— WHAT YOU HAVE TO DO —
Present each line of the entries below that holds the word "BLACK".

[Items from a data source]

## START

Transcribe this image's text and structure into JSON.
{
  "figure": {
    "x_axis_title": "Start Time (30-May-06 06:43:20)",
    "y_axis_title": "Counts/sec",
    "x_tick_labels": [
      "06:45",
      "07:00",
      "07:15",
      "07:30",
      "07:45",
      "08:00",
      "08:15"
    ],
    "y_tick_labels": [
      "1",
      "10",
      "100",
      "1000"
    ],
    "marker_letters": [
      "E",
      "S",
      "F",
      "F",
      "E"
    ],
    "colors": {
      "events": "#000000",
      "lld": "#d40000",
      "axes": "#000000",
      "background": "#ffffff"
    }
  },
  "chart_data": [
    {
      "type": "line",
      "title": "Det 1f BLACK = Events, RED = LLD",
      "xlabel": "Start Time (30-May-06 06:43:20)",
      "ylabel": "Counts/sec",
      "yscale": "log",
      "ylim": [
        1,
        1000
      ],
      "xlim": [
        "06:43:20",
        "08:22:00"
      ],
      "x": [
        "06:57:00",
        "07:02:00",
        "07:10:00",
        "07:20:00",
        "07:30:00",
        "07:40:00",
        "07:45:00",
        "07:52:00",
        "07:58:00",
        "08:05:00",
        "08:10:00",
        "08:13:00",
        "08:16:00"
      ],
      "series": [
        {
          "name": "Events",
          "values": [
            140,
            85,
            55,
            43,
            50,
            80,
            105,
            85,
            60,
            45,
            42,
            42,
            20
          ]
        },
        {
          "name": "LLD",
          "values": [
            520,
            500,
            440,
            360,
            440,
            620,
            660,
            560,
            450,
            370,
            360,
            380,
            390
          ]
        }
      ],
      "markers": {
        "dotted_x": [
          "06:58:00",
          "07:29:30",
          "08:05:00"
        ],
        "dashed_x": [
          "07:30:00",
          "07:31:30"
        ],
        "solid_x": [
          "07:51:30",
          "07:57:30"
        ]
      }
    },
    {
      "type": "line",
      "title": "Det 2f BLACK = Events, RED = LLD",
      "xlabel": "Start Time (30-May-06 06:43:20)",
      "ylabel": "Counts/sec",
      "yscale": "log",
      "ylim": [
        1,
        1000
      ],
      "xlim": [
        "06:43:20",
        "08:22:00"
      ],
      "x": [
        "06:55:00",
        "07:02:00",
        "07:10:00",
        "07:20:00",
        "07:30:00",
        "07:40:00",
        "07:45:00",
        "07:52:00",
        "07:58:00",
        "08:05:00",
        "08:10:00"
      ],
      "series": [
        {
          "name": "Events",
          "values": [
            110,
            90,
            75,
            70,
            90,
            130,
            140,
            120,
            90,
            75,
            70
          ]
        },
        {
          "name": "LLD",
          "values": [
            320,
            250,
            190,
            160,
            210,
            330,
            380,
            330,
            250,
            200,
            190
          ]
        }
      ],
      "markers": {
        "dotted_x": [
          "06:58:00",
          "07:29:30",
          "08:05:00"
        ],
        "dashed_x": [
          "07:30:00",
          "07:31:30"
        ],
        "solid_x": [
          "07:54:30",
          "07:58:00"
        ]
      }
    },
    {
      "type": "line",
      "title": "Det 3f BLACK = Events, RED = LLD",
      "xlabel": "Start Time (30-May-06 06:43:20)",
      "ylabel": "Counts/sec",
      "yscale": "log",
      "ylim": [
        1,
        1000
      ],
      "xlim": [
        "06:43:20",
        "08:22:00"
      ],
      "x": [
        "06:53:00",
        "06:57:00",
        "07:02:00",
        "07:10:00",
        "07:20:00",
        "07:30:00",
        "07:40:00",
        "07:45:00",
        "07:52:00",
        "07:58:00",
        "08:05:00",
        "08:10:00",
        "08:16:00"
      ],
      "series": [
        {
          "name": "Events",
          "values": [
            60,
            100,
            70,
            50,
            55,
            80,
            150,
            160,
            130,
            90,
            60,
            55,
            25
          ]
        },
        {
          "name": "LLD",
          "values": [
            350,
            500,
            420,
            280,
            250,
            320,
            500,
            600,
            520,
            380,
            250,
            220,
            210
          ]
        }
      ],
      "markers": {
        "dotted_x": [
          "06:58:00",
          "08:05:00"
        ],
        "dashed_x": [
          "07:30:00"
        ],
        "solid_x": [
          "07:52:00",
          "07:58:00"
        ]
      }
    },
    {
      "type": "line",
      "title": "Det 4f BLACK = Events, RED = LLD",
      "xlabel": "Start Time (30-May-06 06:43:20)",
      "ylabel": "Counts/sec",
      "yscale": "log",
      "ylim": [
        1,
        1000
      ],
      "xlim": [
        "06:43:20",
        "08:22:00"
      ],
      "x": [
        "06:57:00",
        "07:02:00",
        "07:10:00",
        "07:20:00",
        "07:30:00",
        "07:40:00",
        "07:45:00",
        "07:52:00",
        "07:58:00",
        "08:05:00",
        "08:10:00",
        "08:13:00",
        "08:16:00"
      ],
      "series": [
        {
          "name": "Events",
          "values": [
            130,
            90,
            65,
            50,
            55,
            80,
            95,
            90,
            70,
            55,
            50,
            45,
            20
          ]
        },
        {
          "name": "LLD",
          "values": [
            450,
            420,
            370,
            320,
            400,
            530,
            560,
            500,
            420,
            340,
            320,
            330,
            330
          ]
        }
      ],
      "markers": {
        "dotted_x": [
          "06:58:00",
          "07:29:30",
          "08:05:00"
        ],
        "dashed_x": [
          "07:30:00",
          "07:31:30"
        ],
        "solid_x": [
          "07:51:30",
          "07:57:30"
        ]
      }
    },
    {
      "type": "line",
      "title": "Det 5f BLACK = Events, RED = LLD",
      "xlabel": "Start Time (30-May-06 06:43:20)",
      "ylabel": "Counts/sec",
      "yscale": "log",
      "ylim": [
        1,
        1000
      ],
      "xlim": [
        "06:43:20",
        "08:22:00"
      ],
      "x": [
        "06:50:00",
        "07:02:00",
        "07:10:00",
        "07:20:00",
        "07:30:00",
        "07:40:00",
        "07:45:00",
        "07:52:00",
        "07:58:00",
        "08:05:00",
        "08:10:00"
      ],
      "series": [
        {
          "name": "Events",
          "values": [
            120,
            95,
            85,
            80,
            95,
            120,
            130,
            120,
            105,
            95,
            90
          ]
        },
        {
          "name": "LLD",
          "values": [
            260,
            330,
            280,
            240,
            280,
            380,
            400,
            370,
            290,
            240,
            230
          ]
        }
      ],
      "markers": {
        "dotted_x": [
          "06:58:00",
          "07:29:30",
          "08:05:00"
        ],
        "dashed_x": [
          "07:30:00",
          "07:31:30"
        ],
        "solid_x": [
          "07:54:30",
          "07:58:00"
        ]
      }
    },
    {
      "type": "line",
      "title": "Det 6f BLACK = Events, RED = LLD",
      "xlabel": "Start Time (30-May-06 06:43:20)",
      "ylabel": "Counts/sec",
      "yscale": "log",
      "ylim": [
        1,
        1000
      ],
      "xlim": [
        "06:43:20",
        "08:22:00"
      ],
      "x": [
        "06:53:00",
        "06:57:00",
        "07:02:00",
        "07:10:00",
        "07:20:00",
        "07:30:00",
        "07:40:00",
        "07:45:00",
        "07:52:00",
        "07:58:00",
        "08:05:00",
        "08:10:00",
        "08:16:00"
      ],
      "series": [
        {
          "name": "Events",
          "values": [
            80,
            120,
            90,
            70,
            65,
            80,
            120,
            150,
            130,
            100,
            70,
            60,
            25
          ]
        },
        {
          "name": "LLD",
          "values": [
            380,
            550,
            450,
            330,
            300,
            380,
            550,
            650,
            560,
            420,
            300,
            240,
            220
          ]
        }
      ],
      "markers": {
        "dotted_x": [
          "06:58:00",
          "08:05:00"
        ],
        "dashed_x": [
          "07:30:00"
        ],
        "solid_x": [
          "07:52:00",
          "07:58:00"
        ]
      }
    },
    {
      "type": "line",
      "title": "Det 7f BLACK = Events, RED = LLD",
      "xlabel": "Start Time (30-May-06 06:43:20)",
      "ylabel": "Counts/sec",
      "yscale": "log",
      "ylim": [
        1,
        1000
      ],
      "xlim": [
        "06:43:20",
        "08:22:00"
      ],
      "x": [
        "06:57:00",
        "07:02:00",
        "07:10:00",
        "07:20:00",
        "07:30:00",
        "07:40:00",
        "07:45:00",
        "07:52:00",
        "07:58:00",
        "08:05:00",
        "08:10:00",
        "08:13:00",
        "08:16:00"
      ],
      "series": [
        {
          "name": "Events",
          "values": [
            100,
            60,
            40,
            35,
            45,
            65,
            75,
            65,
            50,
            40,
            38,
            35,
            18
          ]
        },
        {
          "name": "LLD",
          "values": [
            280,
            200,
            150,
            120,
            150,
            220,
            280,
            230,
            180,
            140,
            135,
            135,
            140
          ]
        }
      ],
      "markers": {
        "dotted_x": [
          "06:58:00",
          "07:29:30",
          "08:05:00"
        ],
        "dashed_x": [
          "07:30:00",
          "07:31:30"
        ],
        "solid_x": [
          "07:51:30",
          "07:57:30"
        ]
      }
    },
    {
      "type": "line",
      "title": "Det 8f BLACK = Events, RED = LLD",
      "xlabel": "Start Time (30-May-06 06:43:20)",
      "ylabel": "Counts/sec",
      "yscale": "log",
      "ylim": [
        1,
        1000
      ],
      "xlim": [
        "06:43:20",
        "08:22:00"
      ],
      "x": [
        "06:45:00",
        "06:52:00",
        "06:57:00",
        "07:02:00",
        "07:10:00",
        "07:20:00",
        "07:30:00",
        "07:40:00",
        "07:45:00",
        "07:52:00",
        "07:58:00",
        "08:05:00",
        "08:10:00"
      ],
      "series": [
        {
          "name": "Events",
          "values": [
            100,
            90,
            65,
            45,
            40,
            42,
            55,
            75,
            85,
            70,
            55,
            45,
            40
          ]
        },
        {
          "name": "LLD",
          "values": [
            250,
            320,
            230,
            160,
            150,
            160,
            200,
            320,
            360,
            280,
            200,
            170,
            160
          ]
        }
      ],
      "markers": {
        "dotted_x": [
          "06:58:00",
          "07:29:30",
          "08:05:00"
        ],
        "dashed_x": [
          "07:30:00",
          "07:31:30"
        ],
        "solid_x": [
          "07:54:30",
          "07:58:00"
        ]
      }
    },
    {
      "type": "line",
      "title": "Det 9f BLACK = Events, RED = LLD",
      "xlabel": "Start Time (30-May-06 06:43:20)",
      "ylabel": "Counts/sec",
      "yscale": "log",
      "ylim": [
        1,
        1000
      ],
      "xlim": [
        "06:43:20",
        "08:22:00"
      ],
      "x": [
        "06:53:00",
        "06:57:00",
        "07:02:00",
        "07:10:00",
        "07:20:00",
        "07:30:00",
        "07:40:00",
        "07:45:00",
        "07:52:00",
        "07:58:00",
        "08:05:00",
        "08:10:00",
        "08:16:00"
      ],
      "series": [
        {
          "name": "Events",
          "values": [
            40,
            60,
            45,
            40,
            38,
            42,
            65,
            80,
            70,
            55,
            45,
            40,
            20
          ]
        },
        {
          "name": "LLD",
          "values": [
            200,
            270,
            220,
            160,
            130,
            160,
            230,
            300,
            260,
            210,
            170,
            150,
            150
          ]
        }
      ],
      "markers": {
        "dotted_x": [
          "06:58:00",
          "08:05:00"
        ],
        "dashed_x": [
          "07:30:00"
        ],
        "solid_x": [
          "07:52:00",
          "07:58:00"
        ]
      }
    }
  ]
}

## END

— WORKED SOLUTION —
      "title": "Det 1f BLACK = Events, RED = LLD",
      "title": "Det 2f BLACK = Events, RED = LLD",
      "title": "Det 3f BLACK = Events, RED = LLD",
      "title": "Det 4f BLACK = Events, RED = LLD",
      "title": "Det 5f BLACK = Events, RED = LLD",
      "title": "Det 6f BLACK = Events, RED = LLD",
      "title": "Det 7f BLACK = Events, RED = LLD",
      "title": "Det 8f BLACK = Events, RED = LLD",
      "title": "Det 9f BLACK = Events, RED = LLD",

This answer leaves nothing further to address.